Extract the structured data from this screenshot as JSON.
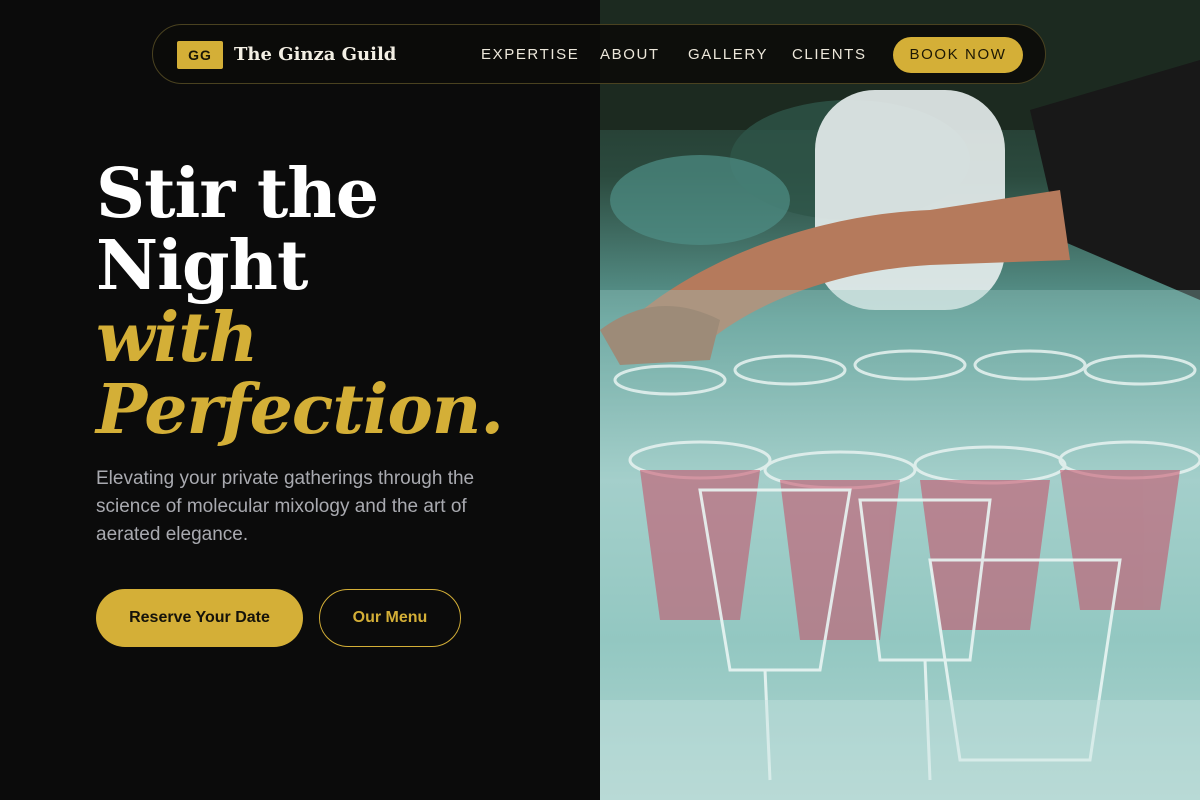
{
  "brand": {
    "badge": "GG",
    "name": "The Ginza Guild"
  },
  "nav": {
    "links": [
      "EXPERTISE",
      "ABOUT",
      "GALLERY",
      "CLIENTS"
    ],
    "cta": "BOOK NOW"
  },
  "hero": {
    "line1": "Stir the",
    "line2": "Night",
    "line3": "with",
    "line4": "Perfection.",
    "subtext": "Elevating your private gatherings through the science of molecular mixology and the art of aerated elegance.",
    "primary_button": "Reserve Your Date",
    "secondary_button": "Our Menu"
  },
  "image": {
    "description_icon": "cocktail-glasses-photo"
  },
  "colors": {
    "accent": "#d4af37",
    "background": "#0b0b0b",
    "text": "#ffffff",
    "muted": "#a9aab0"
  }
}
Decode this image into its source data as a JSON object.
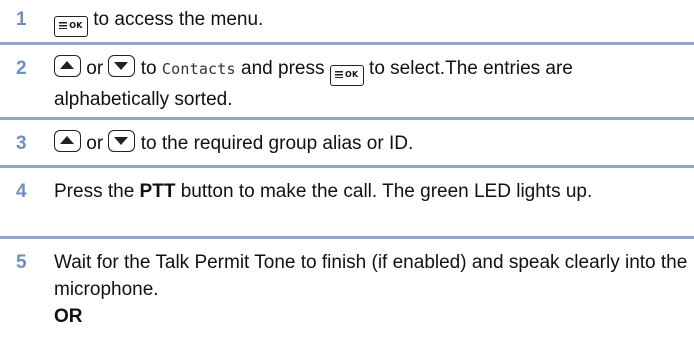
{
  "keys": {
    "menu_key": "OK",
    "up_key": "up-arrow-icon",
    "down_key": "down-arrow-icon"
  },
  "steps": [
    {
      "number": "1",
      "text_after_key": "to access the menu."
    },
    {
      "number": "2",
      "or": "or",
      "text_to": "to",
      "menu_item": "Contacts",
      "text_press": "and press",
      "text_end": "to select.The entries are alphabetically sorted."
    },
    {
      "number": "3",
      "or": "or",
      "text_end": "to the required group alias or ID."
    },
    {
      "number": "4",
      "text_before": "Press the",
      "bold": "PTT",
      "text_after": "button to make the call. The green LED lights up."
    },
    {
      "number": "5",
      "text": "Wait for the Talk Permit Tone to finish (if enabled) and speak clearly into the microphone.",
      "or_label": "OR"
    }
  ],
  "colors": {
    "step_number": "#6e8fbd",
    "rule": "#8fa6c8"
  }
}
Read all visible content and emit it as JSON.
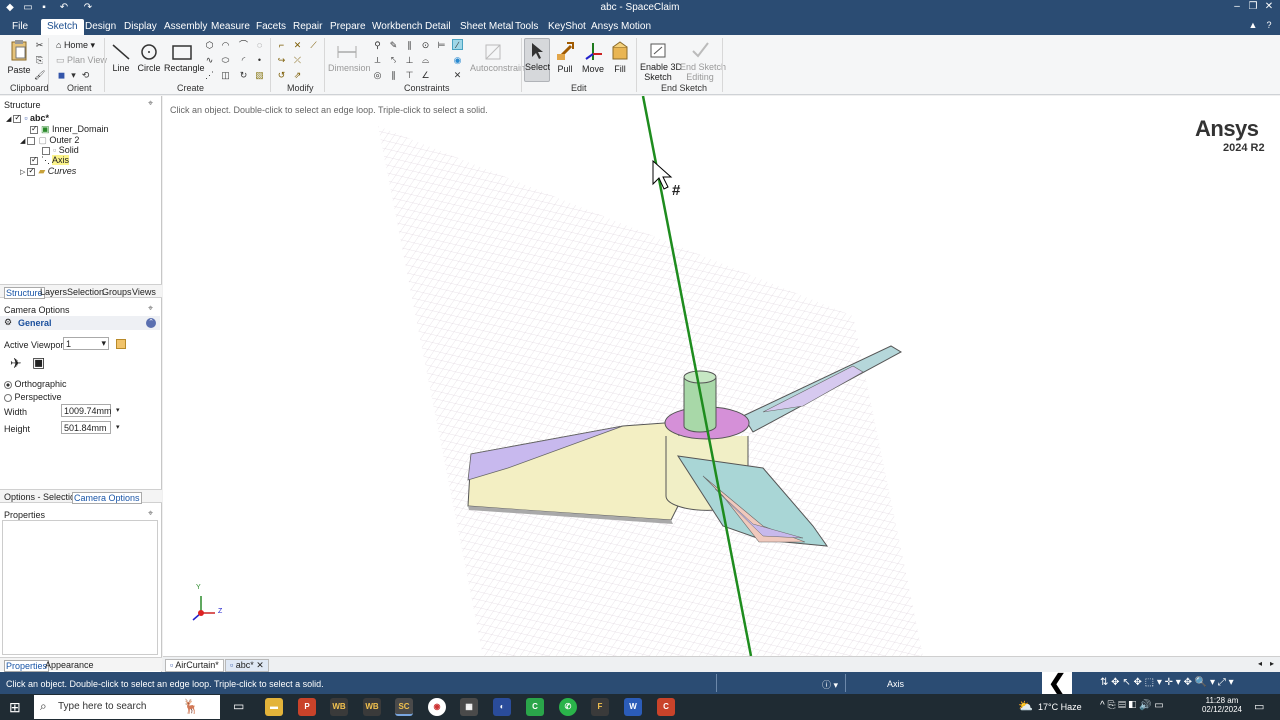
{
  "window": {
    "title": "abc - SpaceClaim"
  },
  "menu": {
    "tabs": [
      "File",
      "Sketch",
      "Design",
      "Display",
      "Assembly",
      "Measure",
      "Facets",
      "Repair",
      "Prepare",
      "Workbench",
      "Detail",
      "Sheet Metal",
      "Tools",
      "KeyShot",
      "Ansys Motion"
    ],
    "active": "Sketch"
  },
  "ribbon": {
    "clipboard": {
      "paste": "Paste",
      "group": "Clipboard"
    },
    "orient": {
      "home": "Home",
      "plan_view": "Plan View",
      "group": "Orient"
    },
    "create": {
      "line": "Line",
      "circle": "Circle",
      "rectangle": "Rectangle",
      "group": "Create"
    },
    "modify": {
      "group": "Modify"
    },
    "constraints": {
      "dimension": "Dimension",
      "autoconstrain": "Autoconstrain",
      "group": "Constraints"
    },
    "edit": {
      "select": "Select",
      "pull": "Pull",
      "move": "Move",
      "fill": "Fill",
      "group": "Edit"
    },
    "end_sketch": {
      "enable_line1": "Enable 3D",
      "enable_line2": "Sketch",
      "end_line1": "End Sketch",
      "end_line2": "Editing",
      "group": "End Sketch"
    }
  },
  "structure": {
    "title": "Structure",
    "tree": [
      {
        "label": "abc*"
      },
      {
        "label": "Inner_Domain"
      },
      {
        "label": "Outer 2"
      },
      {
        "label": "Solid"
      },
      {
        "label": "Axis"
      },
      {
        "label": "Curves"
      }
    ],
    "tabs": [
      "Structure",
      "Layers",
      "Selection",
      "Groups",
      "Views"
    ]
  },
  "options": {
    "title": "Camera Options",
    "section": "General",
    "active_viewport_label": "Active Viewport:",
    "active_viewport_value": "1",
    "orthographic": "Orthographic",
    "perspective": "Perspective",
    "width_label": "Width",
    "width_value": "1009.74mm",
    "height_label": "Height",
    "height_value": "501.84mm",
    "tabs": [
      "Options - Selection",
      "Camera Options"
    ]
  },
  "properties": {
    "title": "Properties",
    "tabs": [
      "Properties",
      "Appearance"
    ]
  },
  "viewport": {
    "hint": "Click an object. Double-click to select an edge loop. Triple-click to select a solid.",
    "brand": "Ansys",
    "version": "2024 R2",
    "axis_x": "Y",
    "axis_z": "Z"
  },
  "doc_tabs": [
    "AirCurtain*",
    "abc*"
  ],
  "status": {
    "message": "Click an object. Double-click to select an edge loop. Triple-click to select a solid.",
    "selection": "Axis"
  },
  "taskbar": {
    "search_placeholder": "Type here to search",
    "weather": "17°C  Haze",
    "time": "11:28 am",
    "date": "02/12/2024"
  },
  "colors": {
    "title_blue": "#2b4c73",
    "axis_green": "#1e8c1e",
    "blade_yellow": "#f2efc2",
    "blade_purple": "#c7b8ec",
    "hub_magenta": "#d48ed6"
  }
}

★ ★ ★ ★ ★

- _Exercise brief_: Generate a word-for-word copy of the preceding records, excluding all pictures.

- _The solution_:
Extract the structured data from this screenshot as JSON.
{
  "brand": {
    "badge": "GG",
    "name": "The Ginza Guild"
  },
  "nav": {
    "links": [
      "EXPERTISE",
      "ABOUT",
      "GALLERY",
      "CLIENTS"
    ],
    "cta": "BOOK NOW"
  },
  "hero": {
    "line1": "Stir the",
    "line2": "Night",
    "line3": "with",
    "line4": "Perfection.",
    "subtext": "Elevating your private gatherings through the science of molecular mixology and the art of aerated elegance.",
    "primary_button": "Reserve Your Date",
    "secondary_button": "Our Menu"
  },
  "image": {
    "description_icon": "cocktail-glasses-photo"
  },
  "colors": {
    "accent": "#d4af37",
    "background": "#0b0b0b",
    "text": "#ffffff",
    "muted": "#a9aab0"
  }
}
Decode this image into its source data as a JSON object.
{
  "keys": {
    "menu_key": "OK",
    "up_key": "up-arrow-icon",
    "down_key": "down-arrow-icon"
  },
  "steps": [
    {
      "number": "1",
      "text_after_key": "to access the menu."
    },
    {
      "number": "2",
      "or": "or",
      "text_to": "to",
      "menu_item": "Contacts",
      "text_press": "and press",
      "text_end": "to select.The entries are alphabetically sorted."
    },
    {
      "number": "3",
      "or": "or",
      "text_end": "to the required group alias or ID."
    },
    {
      "number": "4",
      "text_before": "Press the",
      "bold": "PTT",
      "text_after": "button to make the call. The green LED lights up."
    },
    {
      "number": "5",
      "text": "Wait for the Talk Permit Tone to finish (if enabled) and speak clearly into the microphone.",
      "or_label": "OR"
    }
  ],
  "colors": {
    "step_number": "#6e8fbd",
    "rule": "#8fa6c8"
  }
}
Read all visible content and emit it as JSON.
{
  "window": {
    "title": "abc - SpaceClaim"
  },
  "menu": {
    "tabs": [
      "File",
      "Sketch",
      "Design",
      "Display",
      "Assembly",
      "Measure",
      "Facets",
      "Repair",
      "Prepare",
      "Workbench",
      "Detail",
      "Sheet Metal",
      "Tools",
      "KeyShot",
      "Ansys Motion"
    ],
    "active": "Sketch"
  },
  "ribbon": {
    "clipboard": {
      "paste": "Paste",
      "group": "Clipboard"
    },
    "orient": {
      "home": "Home",
      "plan_view": "Plan View",
      "group": "Orient"
    },
    "create": {
      "line": "Line",
      "circle": "Circle",
      "rectangle": "Rectangle",
      "group": "Create"
    },
    "modify": {
      "group": "Modify"
    },
    "constraints": {
      "dimension": "Dimension",
      "autoconstrain": "Autoconstrain",
      "group": "Constraints"
    },
    "edit": {
      "select": "Select",
      "pull": "Pull",
      "move": "Move",
      "fill": "Fill",
      "group": "Edit"
    },
    "end_sketch": {
      "enable_line1": "Enable 3D",
      "enable_line2": "Sketch",
      "end_line1": "End Sketch",
      "end_line2": "Editing",
      "group": "End Sketch"
    }
  },
  "structure": {
    "title": "Structure",
    "tree": [
      {
        "label": "abc*"
      },
      {
        "label": "Inner_Domain"
      },
      {
        "label": "Outer 2"
      },
      {
        "label": "Solid"
      },
      {
        "label": "Axis"
      },
      {
        "label": "Curves"
      }
    ],
    "tabs": [
      "Structure",
      "Layers",
      "Selection",
      "Groups",
      "Views"
    ]
  },
  "options": {
    "title": "Camera Options",
    "section": "General",
    "active_viewport_label": "Active Viewport:",
    "active_viewport_value": "1",
    "orthographic": "Orthographic",
    "perspective": "Perspective",
    "width_label": "Width",
    "width_value": "1009.74mm",
    "height_label": "Height",
    "height_value": "501.84mm",
    "tabs": [
      "Options - Selection",
      "Camera Options"
    ]
  },
  "properties": {
    "title": "Properties",
    "tabs": [
      "Properties",
      "Appearance"
    ]
  },
  "viewport": {
    "hint": "Click an object. Double-click to select an edge loop. Triple-click to select a solid.",
    "brand": "Ansys",
    "version": "2024 R2",
    "axis_x": "Y",
    "axis_z": "Z"
  },
  "doc_tabs": [
    "AirCurtain*",
    "abc*"
  ],
  "status": {
    "message": "Click an object. Double-click to select an edge loop. Triple-click to select a solid.",
    "selection": "Axis"
  },
  "taskbar": {
    "search_placeholder": "Type here to search",
    "weather": "17°C  Haze",
    "time": "11:28 am",
    "date": "02/12/2024"
  },
  "colors": {
    "title_blue": "#2b4c73",
    "axis_green": "#1e8c1e",
    "blade_yellow": "#f2efc2",
    "blade_purple": "#c7b8ec",
    "hub_magenta": "#d48ed6"
  }
}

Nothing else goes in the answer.